» Goal: Verbatim output of all the material below is required.

» Supplied records:
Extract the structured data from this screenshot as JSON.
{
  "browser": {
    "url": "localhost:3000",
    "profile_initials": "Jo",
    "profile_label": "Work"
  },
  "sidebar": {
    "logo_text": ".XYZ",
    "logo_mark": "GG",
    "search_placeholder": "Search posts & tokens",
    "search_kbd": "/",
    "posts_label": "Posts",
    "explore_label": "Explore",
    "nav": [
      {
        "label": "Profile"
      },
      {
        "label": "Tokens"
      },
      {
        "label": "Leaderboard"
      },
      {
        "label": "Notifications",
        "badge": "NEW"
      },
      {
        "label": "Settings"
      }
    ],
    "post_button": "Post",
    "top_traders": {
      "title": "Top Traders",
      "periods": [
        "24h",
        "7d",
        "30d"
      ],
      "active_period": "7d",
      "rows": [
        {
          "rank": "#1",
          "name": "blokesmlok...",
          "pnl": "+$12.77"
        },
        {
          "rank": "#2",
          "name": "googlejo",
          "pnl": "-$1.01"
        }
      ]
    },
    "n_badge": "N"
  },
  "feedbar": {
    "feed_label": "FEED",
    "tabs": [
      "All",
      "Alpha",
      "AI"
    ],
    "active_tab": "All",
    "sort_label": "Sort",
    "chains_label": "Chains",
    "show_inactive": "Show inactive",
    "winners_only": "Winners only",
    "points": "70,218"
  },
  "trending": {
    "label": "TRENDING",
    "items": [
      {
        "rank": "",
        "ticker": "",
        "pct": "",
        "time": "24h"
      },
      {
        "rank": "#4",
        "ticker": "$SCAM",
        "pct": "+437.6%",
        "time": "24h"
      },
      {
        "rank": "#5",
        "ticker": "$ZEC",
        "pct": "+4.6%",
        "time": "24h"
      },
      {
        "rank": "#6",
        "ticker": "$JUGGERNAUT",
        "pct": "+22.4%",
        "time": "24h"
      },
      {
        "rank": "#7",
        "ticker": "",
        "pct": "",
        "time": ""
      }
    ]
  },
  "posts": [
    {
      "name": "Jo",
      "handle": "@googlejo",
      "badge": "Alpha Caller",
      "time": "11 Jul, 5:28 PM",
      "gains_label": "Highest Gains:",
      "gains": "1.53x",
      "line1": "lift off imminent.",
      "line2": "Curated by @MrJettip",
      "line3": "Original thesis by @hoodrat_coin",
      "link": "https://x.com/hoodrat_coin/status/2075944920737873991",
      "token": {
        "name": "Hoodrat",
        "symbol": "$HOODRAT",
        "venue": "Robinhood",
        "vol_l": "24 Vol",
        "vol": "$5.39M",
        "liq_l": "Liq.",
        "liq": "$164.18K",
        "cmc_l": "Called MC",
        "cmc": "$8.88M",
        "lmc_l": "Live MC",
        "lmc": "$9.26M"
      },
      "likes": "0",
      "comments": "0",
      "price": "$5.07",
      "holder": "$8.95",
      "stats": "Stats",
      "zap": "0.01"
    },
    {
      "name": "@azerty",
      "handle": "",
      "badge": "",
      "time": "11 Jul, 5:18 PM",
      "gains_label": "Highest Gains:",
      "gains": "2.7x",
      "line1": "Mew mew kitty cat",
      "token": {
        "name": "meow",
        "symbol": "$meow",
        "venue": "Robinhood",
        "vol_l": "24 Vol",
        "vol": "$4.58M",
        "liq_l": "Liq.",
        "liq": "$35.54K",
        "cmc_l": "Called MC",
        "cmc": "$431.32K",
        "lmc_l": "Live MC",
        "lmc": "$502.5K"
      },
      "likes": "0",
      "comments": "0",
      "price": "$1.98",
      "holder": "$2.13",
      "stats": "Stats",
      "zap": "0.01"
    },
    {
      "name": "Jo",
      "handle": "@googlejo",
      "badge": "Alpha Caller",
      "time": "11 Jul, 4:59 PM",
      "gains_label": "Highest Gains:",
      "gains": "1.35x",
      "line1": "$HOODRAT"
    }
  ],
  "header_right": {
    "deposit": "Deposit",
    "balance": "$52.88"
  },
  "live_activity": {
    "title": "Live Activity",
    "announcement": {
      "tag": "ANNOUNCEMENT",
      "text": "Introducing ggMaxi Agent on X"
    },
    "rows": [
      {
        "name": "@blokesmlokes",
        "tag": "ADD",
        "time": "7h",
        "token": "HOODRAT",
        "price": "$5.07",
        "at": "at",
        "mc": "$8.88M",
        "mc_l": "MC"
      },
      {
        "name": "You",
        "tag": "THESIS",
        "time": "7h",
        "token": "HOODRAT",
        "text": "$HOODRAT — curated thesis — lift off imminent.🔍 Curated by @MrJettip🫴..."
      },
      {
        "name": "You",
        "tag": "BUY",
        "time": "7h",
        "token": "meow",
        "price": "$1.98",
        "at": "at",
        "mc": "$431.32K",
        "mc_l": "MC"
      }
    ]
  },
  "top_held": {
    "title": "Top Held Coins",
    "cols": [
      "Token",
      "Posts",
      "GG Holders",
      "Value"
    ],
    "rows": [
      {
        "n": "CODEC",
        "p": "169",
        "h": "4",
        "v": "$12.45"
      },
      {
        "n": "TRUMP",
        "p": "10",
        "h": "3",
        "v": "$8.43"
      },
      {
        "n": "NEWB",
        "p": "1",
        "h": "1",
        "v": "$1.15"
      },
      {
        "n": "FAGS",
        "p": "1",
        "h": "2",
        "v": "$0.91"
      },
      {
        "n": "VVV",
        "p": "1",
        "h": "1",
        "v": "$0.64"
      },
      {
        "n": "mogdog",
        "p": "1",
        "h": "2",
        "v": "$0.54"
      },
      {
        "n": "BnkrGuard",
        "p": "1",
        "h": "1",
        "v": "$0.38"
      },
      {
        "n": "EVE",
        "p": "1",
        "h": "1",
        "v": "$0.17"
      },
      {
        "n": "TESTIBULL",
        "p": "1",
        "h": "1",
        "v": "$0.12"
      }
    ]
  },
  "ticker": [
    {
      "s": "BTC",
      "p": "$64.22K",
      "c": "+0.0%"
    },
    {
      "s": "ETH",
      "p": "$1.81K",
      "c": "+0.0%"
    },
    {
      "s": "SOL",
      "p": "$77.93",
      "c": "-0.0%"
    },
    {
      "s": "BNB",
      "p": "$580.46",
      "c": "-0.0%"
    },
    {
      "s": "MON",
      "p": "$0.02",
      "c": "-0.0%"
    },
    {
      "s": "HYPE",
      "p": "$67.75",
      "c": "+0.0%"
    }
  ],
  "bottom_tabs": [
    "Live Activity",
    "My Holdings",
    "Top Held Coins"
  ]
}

» Solved exercise:
Extract the structured data from this screenshot as JSON.
{
  "browser": {
    "url": "localhost:3000",
    "profile_initials": "Jo",
    "profile_label": "Work"
  },
  "sidebar": {
    "logo_text": ".XYZ",
    "logo_mark": "GG",
    "search_placeholder": "Search posts & tokens",
    "search_kbd": "/",
    "posts_label": "Posts",
    "explore_label": "Explore",
    "nav": [
      {
        "label": "Profile"
      },
      {
        "label": "Tokens"
      },
      {
        "label": "Leaderboard"
      },
      {
        "label": "Notifications",
        "badge": "NEW"
      },
      {
        "label": "Settings"
      }
    ],
    "post_button": "Post",
    "top_traders": {
      "title": "Top Traders",
      "periods": [
        "24h",
        "7d",
        "30d"
      ],
      "active_period": "7d",
      "rows": [
        {
          "rank": "#1",
          "name": "blokesmlok...",
          "pnl": "+$12.77"
        },
        {
          "rank": "#2",
          "name": "googlejo",
          "pnl": "-$1.01"
        }
      ]
    },
    "n_badge": "N"
  },
  "feedbar": {
    "feed_label": "FEED",
    "tabs": [
      "All",
      "Alpha",
      "AI"
    ],
    "active_tab": "All",
    "sort_label": "Sort",
    "chains_label": "Chains",
    "show_inactive": "Show inactive",
    "winners_only": "Winners only",
    "points": "70,218"
  },
  "trending": {
    "label": "TRENDING",
    "items": [
      {
        "rank": "",
        "ticker": "",
        "pct": "",
        "time": "24h"
      },
      {
        "rank": "#4",
        "ticker": "$SCAM",
        "pct": "+437.6%",
        "time": "24h"
      },
      {
        "rank": "#5",
        "ticker": "$ZEC",
        "pct": "+4.6%",
        "time": "24h"
      },
      {
        "rank": "#6",
        "ticker": "$JUGGERNAUT",
        "pct": "+22.4%",
        "time": "24h"
      },
      {
        "rank": "#7",
        "ticker": "",
        "pct": "",
        "time": ""
      }
    ]
  },
  "posts": [
    {
      "name": "Jo",
      "handle": "@googlejo",
      "badge": "Alpha Caller",
      "time": "11 Jul, 5:28 PM",
      "gains_label": "Highest Gains:",
      "gains": "1.53x",
      "line1": "lift off imminent.",
      "line2": "Curated by @MrJettip",
      "line3": "Original thesis by @hoodrat_coin",
      "link": "https://x.com/hoodrat_coin/status/2075944920737873991",
      "token": {
        "name": "Hoodrat",
        "symbol": "$HOODRAT",
        "venue": "Robinhood",
        "vol_l": "24 Vol",
        "vol": "$5.39M",
        "liq_l": "Liq.",
        "liq": "$164.18K",
        "cmc_l": "Called MC",
        "cmc": "$8.88M",
        "lmc_l": "Live MC",
        "lmc": "$9.26M"
      },
      "likes": "0",
      "comments": "0",
      "price": "$5.07",
      "holder": "$8.95",
      "stats": "Stats",
      "zap": "0.01"
    },
    {
      "name": "@azerty",
      "handle": "",
      "badge": "",
      "time": "11 Jul, 5:18 PM",
      "gains_label": "Highest Gains:",
      "gains": "2.7x",
      "line1": "Mew mew kitty cat",
      "token": {
        "name": "meow",
        "symbol": "$meow",
        "venue": "Robinhood",
        "vol_l": "24 Vol",
        "vol": "$4.58M",
        "liq_l": "Liq.",
        "liq": "$35.54K",
        "cmc_l": "Called MC",
        "cmc": "$431.32K",
        "lmc_l": "Live MC",
        "lmc": "$502.5K"
      },
      "likes": "0",
      "comments": "0",
      "price": "$1.98",
      "holder": "$2.13",
      "stats": "Stats",
      "zap": "0.01"
    },
    {
      "name": "Jo",
      "handle": "@googlejo",
      "badge": "Alpha Caller",
      "time": "11 Jul, 4:59 PM",
      "gains_label": "Highest Gains:",
      "gains": "1.35x",
      "line1": "$HOODRAT"
    }
  ],
  "header_right": {
    "deposit": "Deposit",
    "balance": "$52.88"
  },
  "live_activity": {
    "title": "Live Activity",
    "announcement": {
      "tag": "ANNOUNCEMENT",
      "text": "Introducing ggMaxi Agent on X"
    },
    "rows": [
      {
        "name": "@blokesmlokes",
        "tag": "ADD",
        "time": "7h",
        "token": "HOODRAT",
        "price": "$5.07",
        "at": "at",
        "mc": "$8.88M",
        "mc_l": "MC"
      },
      {
        "name": "You",
        "tag": "THESIS",
        "time": "7h",
        "token": "HOODRAT",
        "text": "$HOODRAT — curated thesis — lift off imminent.🔍 Curated by @MrJettip🫴..."
      },
      {
        "name": "You",
        "tag": "BUY",
        "time": "7h",
        "token": "meow",
        "price": "$1.98",
        "at": "at",
        "mc": "$431.32K",
        "mc_l": "MC"
      }
    ]
  },
  "top_held": {
    "title": "Top Held Coins",
    "cols": [
      "Token",
      "Posts",
      "GG Holders",
      "Value"
    ],
    "rows": [
      {
        "n": "CODEC",
        "p": "169",
        "h": "4",
        "v": "$12.45"
      },
      {
        "n": "TRUMP",
        "p": "10",
        "h": "3",
        "v": "$8.43"
      },
      {
        "n": "NEWB",
        "p": "1",
        "h": "1",
        "v": "$1.15"
      },
      {
        "n": "FAGS",
        "p": "1",
        "h": "2",
        "v": "$0.91"
      },
      {
        "n": "VVV",
        "p": "1",
        "h": "1",
        "v": "$0.64"
      },
      {
        "n": "mogdog",
        "p": "1",
        "h": "2",
        "v": "$0.54"
      },
      {
        "n": "BnkrGuard",
        "p": "1",
        "h": "1",
        "v": "$0.38"
      },
      {
        "n": "EVE",
        "p": "1",
        "h": "1",
        "v": "$0.17"
      },
      {
        "n": "TESTIBULL",
        "p": "1",
        "h": "1",
        "v": "$0.12"
      }
    ]
  },
  "ticker": [
    {
      "s": "BTC",
      "p": "$64.22K",
      "c": "+0.0%"
    },
    {
      "s": "ETH",
      "p": "$1.81K",
      "c": "+0.0%"
    },
    {
      "s": "SOL",
      "p": "$77.93",
      "c": "-0.0%"
    },
    {
      "s": "BNB",
      "p": "$580.46",
      "c": "-0.0%"
    },
    {
      "s": "MON",
      "p": "$0.02",
      "c": "-0.0%"
    },
    {
      "s": "HYPE",
      "p": "$67.75",
      "c": "+0.0%"
    }
  ],
  "bottom_tabs": [
    "Live Activity",
    "My Holdings",
    "Top Held Coins"
  ]
}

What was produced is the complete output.